▸ **THE DATA**
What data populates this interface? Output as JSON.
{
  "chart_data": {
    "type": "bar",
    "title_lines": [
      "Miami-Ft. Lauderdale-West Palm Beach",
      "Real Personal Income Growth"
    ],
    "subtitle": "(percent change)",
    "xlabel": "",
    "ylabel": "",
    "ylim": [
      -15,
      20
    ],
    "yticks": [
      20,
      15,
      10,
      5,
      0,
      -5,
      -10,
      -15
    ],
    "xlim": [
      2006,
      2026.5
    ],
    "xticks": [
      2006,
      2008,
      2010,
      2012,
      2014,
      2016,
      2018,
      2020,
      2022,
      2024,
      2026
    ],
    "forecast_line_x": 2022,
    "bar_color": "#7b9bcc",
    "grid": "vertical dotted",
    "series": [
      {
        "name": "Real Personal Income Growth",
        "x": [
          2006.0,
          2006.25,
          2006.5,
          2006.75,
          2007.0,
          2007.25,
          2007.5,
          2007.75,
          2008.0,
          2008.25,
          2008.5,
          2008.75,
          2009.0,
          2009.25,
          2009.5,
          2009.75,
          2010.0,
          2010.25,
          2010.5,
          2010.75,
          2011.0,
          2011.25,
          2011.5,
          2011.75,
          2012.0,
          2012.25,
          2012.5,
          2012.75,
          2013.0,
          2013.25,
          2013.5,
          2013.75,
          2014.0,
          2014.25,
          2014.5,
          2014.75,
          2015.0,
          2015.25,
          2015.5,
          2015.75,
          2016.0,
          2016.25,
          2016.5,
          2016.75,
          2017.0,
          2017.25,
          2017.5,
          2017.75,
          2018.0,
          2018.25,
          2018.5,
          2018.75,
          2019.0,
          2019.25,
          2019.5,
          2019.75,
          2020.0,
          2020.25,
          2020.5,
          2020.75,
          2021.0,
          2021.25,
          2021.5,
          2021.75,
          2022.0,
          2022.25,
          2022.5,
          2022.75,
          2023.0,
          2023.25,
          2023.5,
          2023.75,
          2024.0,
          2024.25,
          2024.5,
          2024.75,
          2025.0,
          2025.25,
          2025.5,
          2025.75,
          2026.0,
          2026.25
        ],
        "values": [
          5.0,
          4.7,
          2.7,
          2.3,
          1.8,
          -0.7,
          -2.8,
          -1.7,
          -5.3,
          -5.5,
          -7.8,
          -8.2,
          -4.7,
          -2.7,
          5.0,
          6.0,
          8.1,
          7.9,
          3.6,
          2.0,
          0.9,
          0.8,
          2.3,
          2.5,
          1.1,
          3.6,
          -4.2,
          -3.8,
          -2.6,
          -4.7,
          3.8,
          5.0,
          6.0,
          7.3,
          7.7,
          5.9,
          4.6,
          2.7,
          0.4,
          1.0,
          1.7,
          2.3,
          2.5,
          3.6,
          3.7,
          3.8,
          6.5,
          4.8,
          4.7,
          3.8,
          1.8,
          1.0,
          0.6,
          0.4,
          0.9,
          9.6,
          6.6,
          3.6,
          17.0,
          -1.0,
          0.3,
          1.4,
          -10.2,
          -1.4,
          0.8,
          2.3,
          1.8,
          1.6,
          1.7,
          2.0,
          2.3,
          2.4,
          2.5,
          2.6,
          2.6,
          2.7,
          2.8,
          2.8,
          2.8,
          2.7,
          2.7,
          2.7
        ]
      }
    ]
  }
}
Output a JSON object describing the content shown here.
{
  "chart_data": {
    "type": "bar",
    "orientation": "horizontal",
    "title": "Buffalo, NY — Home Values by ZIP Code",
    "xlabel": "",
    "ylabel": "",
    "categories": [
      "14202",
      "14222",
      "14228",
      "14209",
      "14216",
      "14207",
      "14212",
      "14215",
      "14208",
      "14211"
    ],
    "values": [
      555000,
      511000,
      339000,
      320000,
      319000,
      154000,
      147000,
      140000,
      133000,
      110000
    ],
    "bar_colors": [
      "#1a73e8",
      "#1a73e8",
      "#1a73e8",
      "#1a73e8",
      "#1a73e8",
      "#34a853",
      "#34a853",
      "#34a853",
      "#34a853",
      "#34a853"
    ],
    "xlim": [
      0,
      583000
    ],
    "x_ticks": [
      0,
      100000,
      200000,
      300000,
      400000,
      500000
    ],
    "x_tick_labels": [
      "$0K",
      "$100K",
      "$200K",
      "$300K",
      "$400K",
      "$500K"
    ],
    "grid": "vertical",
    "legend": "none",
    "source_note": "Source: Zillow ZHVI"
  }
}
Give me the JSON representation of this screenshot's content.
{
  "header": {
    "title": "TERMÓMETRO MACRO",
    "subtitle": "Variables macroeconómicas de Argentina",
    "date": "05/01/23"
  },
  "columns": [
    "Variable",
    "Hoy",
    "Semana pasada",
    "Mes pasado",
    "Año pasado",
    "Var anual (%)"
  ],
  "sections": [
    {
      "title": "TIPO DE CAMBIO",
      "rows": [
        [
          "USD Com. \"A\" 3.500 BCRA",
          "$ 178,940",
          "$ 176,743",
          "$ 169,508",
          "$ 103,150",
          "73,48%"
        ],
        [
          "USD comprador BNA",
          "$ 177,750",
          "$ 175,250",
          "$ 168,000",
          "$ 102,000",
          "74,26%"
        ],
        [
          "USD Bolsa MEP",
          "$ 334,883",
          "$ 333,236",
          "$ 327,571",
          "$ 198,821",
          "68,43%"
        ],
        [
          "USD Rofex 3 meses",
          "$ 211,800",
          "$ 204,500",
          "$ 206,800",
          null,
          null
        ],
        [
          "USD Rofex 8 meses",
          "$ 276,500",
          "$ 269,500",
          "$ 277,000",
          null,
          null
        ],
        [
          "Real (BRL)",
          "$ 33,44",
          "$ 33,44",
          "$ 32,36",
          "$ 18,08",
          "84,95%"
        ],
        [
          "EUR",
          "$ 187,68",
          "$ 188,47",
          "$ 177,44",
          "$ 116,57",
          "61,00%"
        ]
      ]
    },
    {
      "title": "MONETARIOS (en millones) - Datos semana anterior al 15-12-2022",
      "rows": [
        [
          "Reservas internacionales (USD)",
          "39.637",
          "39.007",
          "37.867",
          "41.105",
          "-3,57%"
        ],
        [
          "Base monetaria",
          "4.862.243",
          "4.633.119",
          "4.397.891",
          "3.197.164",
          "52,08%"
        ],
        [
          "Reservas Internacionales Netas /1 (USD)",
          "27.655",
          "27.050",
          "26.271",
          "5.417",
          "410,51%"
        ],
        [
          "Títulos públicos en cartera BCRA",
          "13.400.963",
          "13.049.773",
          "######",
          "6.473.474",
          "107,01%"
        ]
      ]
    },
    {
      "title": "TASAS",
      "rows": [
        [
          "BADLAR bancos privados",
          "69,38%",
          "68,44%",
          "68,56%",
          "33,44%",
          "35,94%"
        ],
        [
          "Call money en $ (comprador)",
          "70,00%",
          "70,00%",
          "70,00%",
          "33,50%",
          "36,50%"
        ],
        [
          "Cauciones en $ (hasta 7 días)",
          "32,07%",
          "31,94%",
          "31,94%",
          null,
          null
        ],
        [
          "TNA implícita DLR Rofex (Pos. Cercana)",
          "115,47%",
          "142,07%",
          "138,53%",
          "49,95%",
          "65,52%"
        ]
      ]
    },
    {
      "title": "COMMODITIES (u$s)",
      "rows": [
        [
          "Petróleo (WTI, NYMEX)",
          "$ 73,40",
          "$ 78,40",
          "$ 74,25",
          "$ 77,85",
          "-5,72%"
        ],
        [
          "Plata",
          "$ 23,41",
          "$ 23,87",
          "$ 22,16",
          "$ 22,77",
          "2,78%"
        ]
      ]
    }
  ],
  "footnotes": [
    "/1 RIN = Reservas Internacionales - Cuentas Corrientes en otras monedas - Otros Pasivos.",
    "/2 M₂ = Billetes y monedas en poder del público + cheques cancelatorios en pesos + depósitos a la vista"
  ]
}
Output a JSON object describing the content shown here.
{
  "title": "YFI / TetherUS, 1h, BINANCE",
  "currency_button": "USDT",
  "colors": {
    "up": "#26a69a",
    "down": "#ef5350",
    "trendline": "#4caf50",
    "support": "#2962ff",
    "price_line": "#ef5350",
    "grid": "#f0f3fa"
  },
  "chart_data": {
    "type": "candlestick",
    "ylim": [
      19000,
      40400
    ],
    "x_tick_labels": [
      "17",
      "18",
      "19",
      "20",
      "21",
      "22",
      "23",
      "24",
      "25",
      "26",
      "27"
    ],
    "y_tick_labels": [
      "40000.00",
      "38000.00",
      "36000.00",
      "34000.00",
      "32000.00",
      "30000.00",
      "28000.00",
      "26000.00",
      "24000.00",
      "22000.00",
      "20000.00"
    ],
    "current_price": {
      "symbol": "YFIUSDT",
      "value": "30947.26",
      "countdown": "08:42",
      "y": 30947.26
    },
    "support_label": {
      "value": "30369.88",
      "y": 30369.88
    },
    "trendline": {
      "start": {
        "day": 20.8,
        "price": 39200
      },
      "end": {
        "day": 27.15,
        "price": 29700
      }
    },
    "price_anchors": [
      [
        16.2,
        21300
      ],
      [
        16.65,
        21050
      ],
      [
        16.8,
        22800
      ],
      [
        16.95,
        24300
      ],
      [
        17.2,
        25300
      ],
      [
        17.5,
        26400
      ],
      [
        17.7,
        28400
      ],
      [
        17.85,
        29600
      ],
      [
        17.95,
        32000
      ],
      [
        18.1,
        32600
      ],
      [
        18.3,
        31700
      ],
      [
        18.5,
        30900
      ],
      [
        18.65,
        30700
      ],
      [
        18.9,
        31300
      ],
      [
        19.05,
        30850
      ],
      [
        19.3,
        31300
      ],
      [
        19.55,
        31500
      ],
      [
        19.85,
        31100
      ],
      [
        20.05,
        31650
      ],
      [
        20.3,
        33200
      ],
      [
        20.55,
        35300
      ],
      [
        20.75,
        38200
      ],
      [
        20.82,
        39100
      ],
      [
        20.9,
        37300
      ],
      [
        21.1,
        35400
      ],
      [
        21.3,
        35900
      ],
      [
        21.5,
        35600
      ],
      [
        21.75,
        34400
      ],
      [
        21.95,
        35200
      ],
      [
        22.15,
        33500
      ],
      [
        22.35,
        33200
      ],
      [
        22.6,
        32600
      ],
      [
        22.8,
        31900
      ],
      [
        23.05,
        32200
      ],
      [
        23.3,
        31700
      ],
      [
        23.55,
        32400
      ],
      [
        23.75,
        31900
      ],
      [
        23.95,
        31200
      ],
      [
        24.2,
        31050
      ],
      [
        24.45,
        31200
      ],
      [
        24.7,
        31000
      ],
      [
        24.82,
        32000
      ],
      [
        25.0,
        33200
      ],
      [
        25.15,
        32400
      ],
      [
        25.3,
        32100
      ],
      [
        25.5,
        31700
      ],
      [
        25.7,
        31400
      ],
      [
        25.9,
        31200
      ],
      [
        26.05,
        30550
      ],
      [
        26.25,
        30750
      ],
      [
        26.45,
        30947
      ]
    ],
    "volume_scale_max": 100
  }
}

▸ **INSTRUCTIONS FOR THE TASK**
Write out each line of the data that holds the string "BCRA".

▸ **RESULT OF THIS TASK**
          "USD Com. \"A\" 3.500 BCRA",
          "Títulos públicos en cartera BCRA",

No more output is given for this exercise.